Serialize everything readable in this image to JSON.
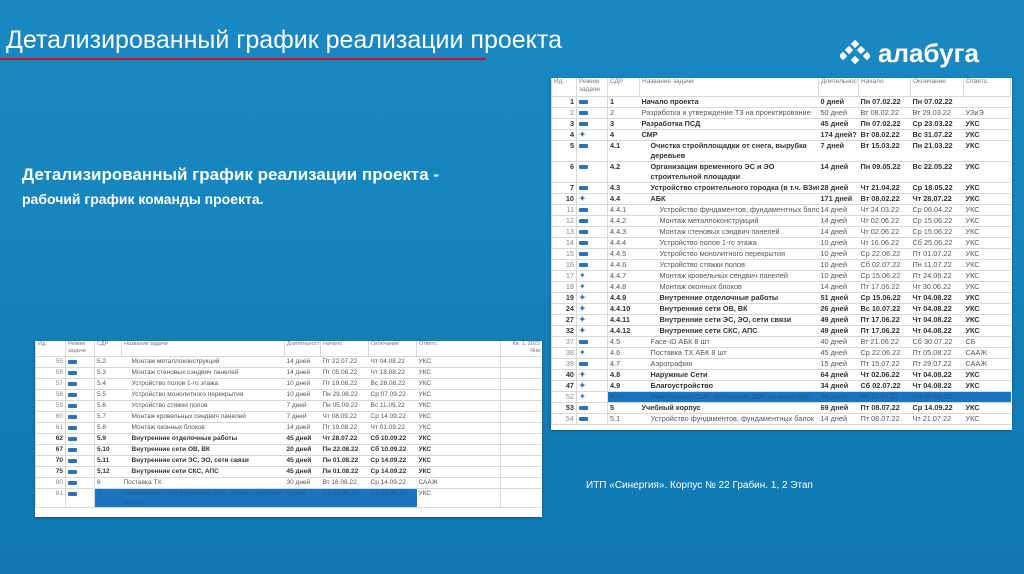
{
  "header": {
    "title": "Детализированный график реализации проекта",
    "logo_text": "алабуга",
    "accent": "#c8102e"
  },
  "subtitle": {
    "line1": "Детализированный график реализации проекта -",
    "line2": "рабочий график команды проекта."
  },
  "caption": "ИТП «Синергия». Корпус № 22 Грабин. 1, 2 Этап",
  "columns": {
    "id": "Ид.",
    "mode": "Режим задачи",
    "wbs": "СДР",
    "name": "Название задачи",
    "dur": "Длительность",
    "start": "Начало",
    "end": "Окончание",
    "resp": "Ответс.",
    "timeline": "Кв. 1, 2022 Янв"
  },
  "right_table": {
    "rows": [
      {
        "id": "1",
        "mode": "auto",
        "wbs": "1",
        "name": "Начало проекта",
        "dur": "0 дней",
        "start": "Пн 07.02.22",
        "end": "Пн 07.02.22",
        "resp": "",
        "bold": true,
        "level": 0
      },
      {
        "id": "2",
        "mode": "auto",
        "wbs": "2",
        "name": "Разработка и утверждение ТЗ на проектирование",
        "dur": "50 дней",
        "start": "Вт 08.02.22",
        "end": "Вт 29.03.22",
        "resp": "УЗиЭ",
        "bold": false,
        "level": 0
      },
      {
        "id": "3",
        "mode": "auto",
        "wbs": "3",
        "name": "Разработка ПСД",
        "dur": "45 дней",
        "start": "Пн 07.02.22",
        "end": "Ср 23.03.22",
        "resp": "УКС",
        "bold": true,
        "level": 0
      },
      {
        "id": "4",
        "mode": "manual",
        "wbs": "4",
        "name": "СМР",
        "dur": "174 дней?",
        "start": "Вт 08.02.22",
        "end": "Вс 31.07.22",
        "resp": "УКС",
        "bold": true,
        "level": 0
      },
      {
        "id": "5",
        "mode": "auto",
        "wbs": "4.1",
        "name": "Очистка стройплощадки от снега, вырубка деревьев",
        "dur": "7 дней",
        "start": "Вт 15.03.22",
        "end": "Пн 21.03.22",
        "resp": "УКС",
        "bold": true,
        "level": 1,
        "wrap": true
      },
      {
        "id": "6",
        "mode": "auto",
        "wbs": "4.2",
        "name": "Организация временного ЭС и ЭО строительной площадки",
        "dur": "14 дней",
        "start": "Пн 09.05.22",
        "end": "Вс 22.05.22",
        "resp": "УКС",
        "bold": true,
        "level": 1,
        "wrap": true
      },
      {
        "id": "7",
        "mode": "auto",
        "wbs": "4.3",
        "name": "Устройство строительного городка (в т.ч. ВЗиС)",
        "dur": "28 дней",
        "start": "Чт 21.04.22",
        "end": "Ср 18.05.22",
        "resp": "УКС",
        "bold": true,
        "level": 1
      },
      {
        "id": "10",
        "mode": "manual",
        "wbs": "4.4",
        "name": "АБК",
        "dur": "171 дней",
        "start": "Вт 08.02.22",
        "end": "Чт 28.07.22",
        "resp": "УКС",
        "bold": true,
        "level": 1
      },
      {
        "id": "11",
        "mode": "auto",
        "wbs": "4.4.1",
        "name": "Устройство фундаментов, фундаментных балок",
        "dur": "14 дней",
        "start": "Чт 24.03.22",
        "end": "Ср 06.04.22",
        "resp": "УКС",
        "bold": false,
        "level": 2
      },
      {
        "id": "12",
        "mode": "auto",
        "wbs": "4.4.2",
        "name": "Монтаж металлоконструкций",
        "dur": "14 дней",
        "start": "Чт 02.06.22",
        "end": "Ср 15.06.22",
        "resp": "УКС",
        "bold": false,
        "level": 2
      },
      {
        "id": "13",
        "mode": "auto",
        "wbs": "4.4.3",
        "name": "Монтаж стеновых сэндвич панелей",
        "dur": "14 дней",
        "start": "Чт 02.06.22",
        "end": "Ср 15.06.22",
        "resp": "УКС",
        "bold": false,
        "level": 2
      },
      {
        "id": "14",
        "mode": "auto",
        "wbs": "4.4.4",
        "name": "Устройство полов 1-го этажа",
        "dur": "10 дней",
        "start": "Чт 16.06.22",
        "end": "Сб 25.06.22",
        "resp": "УКС",
        "bold": false,
        "level": 2
      },
      {
        "id": "15",
        "mode": "auto",
        "wbs": "4.4.5",
        "name": "Устройство монолитного перекрытия",
        "dur": "10 дней",
        "start": "Ср 22.06.22",
        "end": "Пт 01.07.22",
        "resp": "УКС",
        "bold": false,
        "level": 2
      },
      {
        "id": "16",
        "mode": "auto",
        "wbs": "4.4.6",
        "name": "Устройство стяжки полов",
        "dur": "10 дней",
        "start": "Сб 02.07.22",
        "end": "Пн 11.07.22",
        "resp": "УКС",
        "bold": false,
        "level": 2
      },
      {
        "id": "17",
        "mode": "manual",
        "wbs": "4.4.7",
        "name": "Монтаж кровельных сендвич панелей",
        "dur": "10 дней",
        "start": "Ср 15.06.22",
        "end": "Пт 24.06.22",
        "resp": "УКС",
        "bold": false,
        "level": 2
      },
      {
        "id": "18",
        "mode": "manual",
        "wbs": "4.4.8",
        "name": "Монтаж оконных блоков",
        "dur": "14 дней",
        "start": "Пт 17.06.22",
        "end": "Чт 30.06.22",
        "resp": "УКС",
        "bold": false,
        "level": 2
      },
      {
        "id": "19",
        "mode": "manual",
        "wbs": "4.4.9",
        "name": "Внутренние отделочные работы",
        "dur": "51 дней",
        "start": "Ср 15.06.22",
        "end": "Чт 04.08.22",
        "resp": "УКС",
        "bold": true,
        "level": 2
      },
      {
        "id": "24",
        "mode": "manual",
        "wbs": "4.4.10",
        "name": "Внутренние сети ОВ, ВК",
        "dur": "26 дней",
        "start": "Вс 10.07.22",
        "end": "Чт 04.08.22",
        "resp": "УКС",
        "bold": true,
        "level": 2
      },
      {
        "id": "27",
        "mode": "manual",
        "wbs": "4.4.11",
        "name": "Внутренние сети ЭС, ЭО, сети связи",
        "dur": "49 дней",
        "start": "Пт 17.06.22",
        "end": "Чт 04.08.22",
        "resp": "УКС",
        "bold": true,
        "level": 2
      },
      {
        "id": "32",
        "mode": "manual",
        "wbs": "4.4.12",
        "name": "Внутренние сети СКС, АПС",
        "dur": "49 дней",
        "start": "Пт 17.06.22",
        "end": "Чт 04.08.22",
        "resp": "УКС",
        "bold": true,
        "level": 2
      },
      {
        "id": "37",
        "mode": "auto",
        "wbs": "4.5",
        "name": "Face-ID АБК 8 шт",
        "dur": "40 дней",
        "start": "Вт 21.06.22",
        "end": "Сб 30.07.22",
        "resp": "СБ",
        "bold": false,
        "level": 1
      },
      {
        "id": "38",
        "mode": "manual",
        "wbs": "4.6",
        "name": "Поставка ТХ АБК 8 шт",
        "dur": "45 дней",
        "start": "Ср 22.06.22",
        "end": "Пт 05.08.22",
        "resp": "СААЖ",
        "bold": false,
        "level": 1
      },
      {
        "id": "39",
        "mode": "auto",
        "wbs": "4.7",
        "name": "Аэрография",
        "dur": "15 дней",
        "start": "Пт 15.07.22",
        "end": "Пт 29.07.22",
        "resp": "СААЖ",
        "bold": false,
        "level": 1
      },
      {
        "id": "40",
        "mode": "manual",
        "wbs": "4.8",
        "name": "Наружные Сети",
        "dur": "64 дней",
        "start": "Чт 02.06.22",
        "end": "Чт 04.08.22",
        "resp": "УКС",
        "bold": true,
        "level": 1
      },
      {
        "id": "47",
        "mode": "manual",
        "wbs": "4.9",
        "name": "Благоустройство",
        "dur": "34 дней",
        "start": "Сб 02.07.22",
        "end": "Чт 04.08.22",
        "resp": "УКС",
        "bold": true,
        "level": 1
      },
      {
        "id": "52",
        "mode": "manual",
        "wbs": "4.10",
        "name": "Завершение СМР, получение ЗОС из всем АБК",
        "dur": "30 дней",
        "start": "Вт 12.07.22",
        "end": "Ср 10.08.22",
        "resp": "",
        "bold": false,
        "level": 1,
        "selected": true
      },
      {
        "id": "53",
        "mode": "auto",
        "wbs": "5",
        "name": "Учебный корпус",
        "dur": "69 дней",
        "start": "Пт 08.07.22",
        "end": "Ср 14.09.22",
        "resp": "УКС",
        "bold": true,
        "level": 0
      },
      {
        "id": "54",
        "mode": "auto",
        "wbs": "5.1",
        "name": "Устройство фундаментов, фундаментных балок",
        "dur": "14 дней",
        "start": "Пт 08.07.22",
        "end": "Чт 21.07.22",
        "resp": "УКС",
        "bold": false,
        "level": 1
      }
    ]
  },
  "left_table": {
    "rows": [
      {
        "id": "55",
        "mode": "auto",
        "wbs": "5.2",
        "name": "Монтаж металлоконструкций",
        "dur": "14 дней",
        "start": "Пт 22.07.22",
        "end": "Чт 04.08.22",
        "resp": "УКС",
        "bold": false,
        "level": 1
      },
      {
        "id": "56",
        "mode": "auto",
        "wbs": "5.3",
        "name": "Монтаж стеновых сэндвич панелей",
        "dur": "14 дней",
        "start": "Пт 05.08.22",
        "end": "Чт 18.08.22",
        "resp": "УКС",
        "bold": false,
        "level": 1
      },
      {
        "id": "57",
        "mode": "auto",
        "wbs": "5.4",
        "name": "Устройство полов 1-го этажа",
        "dur": "10 дней",
        "start": "Пт 19.08.22",
        "end": "Вс 28.08.22",
        "resp": "УКС",
        "bold": false,
        "level": 1
      },
      {
        "id": "58",
        "mode": "auto",
        "wbs": "5.5",
        "name": "Устройство монолитного перекрытия",
        "dur": "10 дней",
        "start": "Пн 29.08.22",
        "end": "Ср 07.09.22",
        "resp": "УКС",
        "bold": false,
        "level": 1
      },
      {
        "id": "59",
        "mode": "auto",
        "wbs": "5.6",
        "name": "Устройство стяжки полов",
        "dur": "7 дней",
        "start": "Пн 05.09.22",
        "end": "Вс 11.09.22",
        "resp": "УКС",
        "bold": false,
        "level": 1
      },
      {
        "id": "60",
        "mode": "auto",
        "wbs": "5.7",
        "name": "Монтаж кровельных сендвич панелей",
        "dur": "7 дней",
        "start": "Чт 08.09.22",
        "end": "Ср 14.09.22",
        "resp": "УКС",
        "bold": false,
        "level": 1
      },
      {
        "id": "61",
        "mode": "auto",
        "wbs": "5.8",
        "name": "Монтаж оконных блоков",
        "dur": "14 дней",
        "start": "Пт 19.08.22",
        "end": "Чт 01.09.22",
        "resp": "УКС",
        "bold": false,
        "level": 1
      },
      {
        "id": "62",
        "mode": "auto",
        "wbs": "5.9",
        "name": "Внутренние отделочные работы",
        "dur": "45 дней",
        "start": "Чт 28.07.22",
        "end": "Сб 10.09.22",
        "resp": "УКС",
        "bold": true,
        "level": 1
      },
      {
        "id": "67",
        "mode": "auto",
        "wbs": "5.10",
        "name": "Внутренние сети ОВ, ВК",
        "dur": "20 дней",
        "start": "Пн 22.08.22",
        "end": "Сб 10.09.22",
        "resp": "УКС",
        "bold": true,
        "level": 1
      },
      {
        "id": "70",
        "mode": "auto",
        "wbs": "5.11",
        "name": "Внутренние сети ЭС, ЭО, сети связи",
        "dur": "45 дней",
        "start": "Пн 01.08.22",
        "end": "Ср 14.09.22",
        "resp": "УКС",
        "bold": true,
        "level": 1
      },
      {
        "id": "75",
        "mode": "auto",
        "wbs": "5.12",
        "name": "Внутренние сети СКС, АПС",
        "dur": "45 дней",
        "start": "Пн 01.08.22",
        "end": "Ср 14.09.22",
        "resp": "УКС",
        "bold": true,
        "level": 1
      },
      {
        "id": "80",
        "mode": "auto",
        "wbs": "6",
        "name": "Поставка ТХ",
        "dur": "30 дней",
        "start": "Вт 16.08.22",
        "end": "Ср 14.09.22",
        "resp": "СААЖ",
        "bold": false,
        "level": 0
      },
      {
        "id": "81",
        "mode": "auto",
        "wbs": "7",
        "name": "Завершение СМР, получение ЗОС объекта Учебный корпус",
        "dur": "0 дней",
        "start": "Ср 14.09.22",
        "end": "Ср 14.09.22",
        "resp": "УКС",
        "bold": false,
        "level": 0,
        "selected": true,
        "wrap": true
      }
    ]
  }
}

==========

- TASK TO CARRY OUT -
Single out each line of the records above with the string "задачи" in it, and copy it.

- ANSWER TO THE EXERCISE -
    "mode": "Режим задачи",
    "name": "Название задачи",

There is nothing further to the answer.